**WORK TO COMPLETE**
Go through the listing below and gather every line with the word "Annual".

[Records that describe figures]
-- start --

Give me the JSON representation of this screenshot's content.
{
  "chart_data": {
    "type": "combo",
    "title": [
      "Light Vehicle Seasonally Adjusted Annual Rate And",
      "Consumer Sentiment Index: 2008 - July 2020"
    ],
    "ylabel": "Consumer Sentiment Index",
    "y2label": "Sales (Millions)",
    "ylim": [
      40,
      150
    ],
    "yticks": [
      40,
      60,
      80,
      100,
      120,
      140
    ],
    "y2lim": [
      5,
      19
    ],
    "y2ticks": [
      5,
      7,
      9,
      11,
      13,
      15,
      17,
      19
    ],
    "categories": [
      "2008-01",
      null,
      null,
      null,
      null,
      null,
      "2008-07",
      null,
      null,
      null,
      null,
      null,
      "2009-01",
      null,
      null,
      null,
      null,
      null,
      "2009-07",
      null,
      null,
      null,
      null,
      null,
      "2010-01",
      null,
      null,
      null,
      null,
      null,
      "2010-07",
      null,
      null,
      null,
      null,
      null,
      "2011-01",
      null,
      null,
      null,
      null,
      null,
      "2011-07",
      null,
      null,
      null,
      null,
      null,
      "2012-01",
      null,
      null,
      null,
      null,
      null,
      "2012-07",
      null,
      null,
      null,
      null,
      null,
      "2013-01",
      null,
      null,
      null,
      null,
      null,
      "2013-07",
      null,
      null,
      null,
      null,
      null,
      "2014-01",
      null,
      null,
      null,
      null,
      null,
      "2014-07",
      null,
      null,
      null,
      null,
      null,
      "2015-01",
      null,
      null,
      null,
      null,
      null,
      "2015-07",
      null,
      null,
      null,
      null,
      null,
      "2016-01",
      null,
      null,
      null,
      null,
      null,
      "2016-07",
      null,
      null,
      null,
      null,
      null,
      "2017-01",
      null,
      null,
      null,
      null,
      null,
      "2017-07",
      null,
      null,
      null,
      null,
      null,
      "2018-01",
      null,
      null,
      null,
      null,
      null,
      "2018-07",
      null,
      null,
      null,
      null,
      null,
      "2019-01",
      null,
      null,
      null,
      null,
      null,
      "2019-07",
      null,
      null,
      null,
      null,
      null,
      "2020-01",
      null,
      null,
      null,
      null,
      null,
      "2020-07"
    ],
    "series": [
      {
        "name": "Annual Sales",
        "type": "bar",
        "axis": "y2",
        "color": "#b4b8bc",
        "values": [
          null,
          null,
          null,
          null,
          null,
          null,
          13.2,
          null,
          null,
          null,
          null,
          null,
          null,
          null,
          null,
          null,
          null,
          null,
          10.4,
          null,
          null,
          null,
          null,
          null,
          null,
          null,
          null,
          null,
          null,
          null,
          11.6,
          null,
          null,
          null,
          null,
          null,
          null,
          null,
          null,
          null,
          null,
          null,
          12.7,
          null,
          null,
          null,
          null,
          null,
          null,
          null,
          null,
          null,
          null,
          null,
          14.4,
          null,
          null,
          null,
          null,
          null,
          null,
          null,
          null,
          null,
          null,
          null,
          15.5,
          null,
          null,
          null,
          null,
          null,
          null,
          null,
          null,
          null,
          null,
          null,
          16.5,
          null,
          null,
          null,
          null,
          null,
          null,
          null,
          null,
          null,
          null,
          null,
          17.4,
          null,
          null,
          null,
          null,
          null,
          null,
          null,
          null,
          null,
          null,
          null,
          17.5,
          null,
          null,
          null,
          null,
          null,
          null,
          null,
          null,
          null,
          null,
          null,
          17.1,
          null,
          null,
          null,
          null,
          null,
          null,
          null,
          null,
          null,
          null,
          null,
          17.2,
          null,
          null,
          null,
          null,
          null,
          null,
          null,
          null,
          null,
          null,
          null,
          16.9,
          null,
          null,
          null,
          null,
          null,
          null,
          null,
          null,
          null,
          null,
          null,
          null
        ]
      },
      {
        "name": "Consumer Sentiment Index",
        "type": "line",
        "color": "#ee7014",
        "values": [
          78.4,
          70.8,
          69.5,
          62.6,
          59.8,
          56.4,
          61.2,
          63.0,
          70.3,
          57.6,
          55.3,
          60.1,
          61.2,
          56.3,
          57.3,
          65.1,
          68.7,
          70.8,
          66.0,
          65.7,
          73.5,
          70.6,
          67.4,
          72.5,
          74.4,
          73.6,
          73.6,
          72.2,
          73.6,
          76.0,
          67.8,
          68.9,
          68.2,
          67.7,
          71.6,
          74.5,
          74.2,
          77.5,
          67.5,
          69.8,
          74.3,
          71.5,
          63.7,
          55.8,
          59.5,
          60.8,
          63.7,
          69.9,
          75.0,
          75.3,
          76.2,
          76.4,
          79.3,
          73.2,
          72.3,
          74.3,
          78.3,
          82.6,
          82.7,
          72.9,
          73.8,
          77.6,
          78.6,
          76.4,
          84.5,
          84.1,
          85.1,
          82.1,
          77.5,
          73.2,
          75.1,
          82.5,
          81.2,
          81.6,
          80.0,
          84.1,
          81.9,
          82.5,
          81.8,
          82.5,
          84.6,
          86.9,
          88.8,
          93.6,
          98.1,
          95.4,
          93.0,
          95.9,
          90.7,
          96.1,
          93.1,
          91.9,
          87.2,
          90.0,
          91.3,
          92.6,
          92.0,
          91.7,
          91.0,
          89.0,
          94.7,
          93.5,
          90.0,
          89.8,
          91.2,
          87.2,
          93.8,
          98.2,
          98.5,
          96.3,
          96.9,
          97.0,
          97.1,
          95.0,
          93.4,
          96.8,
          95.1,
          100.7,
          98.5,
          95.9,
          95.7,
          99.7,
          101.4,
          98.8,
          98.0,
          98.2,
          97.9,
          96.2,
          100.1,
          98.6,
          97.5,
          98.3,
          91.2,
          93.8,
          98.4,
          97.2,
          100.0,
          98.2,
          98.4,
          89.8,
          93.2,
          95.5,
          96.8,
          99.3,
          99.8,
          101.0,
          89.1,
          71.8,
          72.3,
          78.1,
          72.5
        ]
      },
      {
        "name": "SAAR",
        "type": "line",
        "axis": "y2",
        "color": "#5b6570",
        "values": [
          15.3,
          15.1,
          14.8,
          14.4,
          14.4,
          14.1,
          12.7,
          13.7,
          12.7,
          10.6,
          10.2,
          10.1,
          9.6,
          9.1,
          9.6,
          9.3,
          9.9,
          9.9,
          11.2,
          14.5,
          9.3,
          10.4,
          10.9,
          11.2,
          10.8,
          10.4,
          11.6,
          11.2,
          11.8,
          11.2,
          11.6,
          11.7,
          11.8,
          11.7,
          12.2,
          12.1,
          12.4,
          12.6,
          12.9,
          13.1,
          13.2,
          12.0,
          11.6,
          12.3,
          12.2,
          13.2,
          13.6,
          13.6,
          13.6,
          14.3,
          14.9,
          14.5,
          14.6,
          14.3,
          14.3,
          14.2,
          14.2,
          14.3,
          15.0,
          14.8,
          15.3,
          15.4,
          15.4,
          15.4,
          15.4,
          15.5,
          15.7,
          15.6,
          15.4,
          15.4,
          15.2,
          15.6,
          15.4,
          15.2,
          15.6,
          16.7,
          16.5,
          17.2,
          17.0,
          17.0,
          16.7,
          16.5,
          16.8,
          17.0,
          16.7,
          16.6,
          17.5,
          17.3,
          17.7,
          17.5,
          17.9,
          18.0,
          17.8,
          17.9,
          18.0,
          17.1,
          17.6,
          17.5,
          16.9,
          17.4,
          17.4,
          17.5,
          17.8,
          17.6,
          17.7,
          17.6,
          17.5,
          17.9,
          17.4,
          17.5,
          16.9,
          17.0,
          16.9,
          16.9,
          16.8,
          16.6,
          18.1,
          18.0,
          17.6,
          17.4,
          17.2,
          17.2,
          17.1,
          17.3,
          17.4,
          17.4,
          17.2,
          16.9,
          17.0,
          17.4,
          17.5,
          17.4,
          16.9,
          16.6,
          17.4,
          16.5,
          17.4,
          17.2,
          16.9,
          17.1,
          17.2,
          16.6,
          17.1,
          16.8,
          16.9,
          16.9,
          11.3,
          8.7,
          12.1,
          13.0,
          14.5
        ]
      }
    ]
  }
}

-- end --

**SOLUTION TO THIS PROBLEM**
      "Light Vehicle Seasonally Adjusted Annual Rate And",
        "name": "Annual Sales",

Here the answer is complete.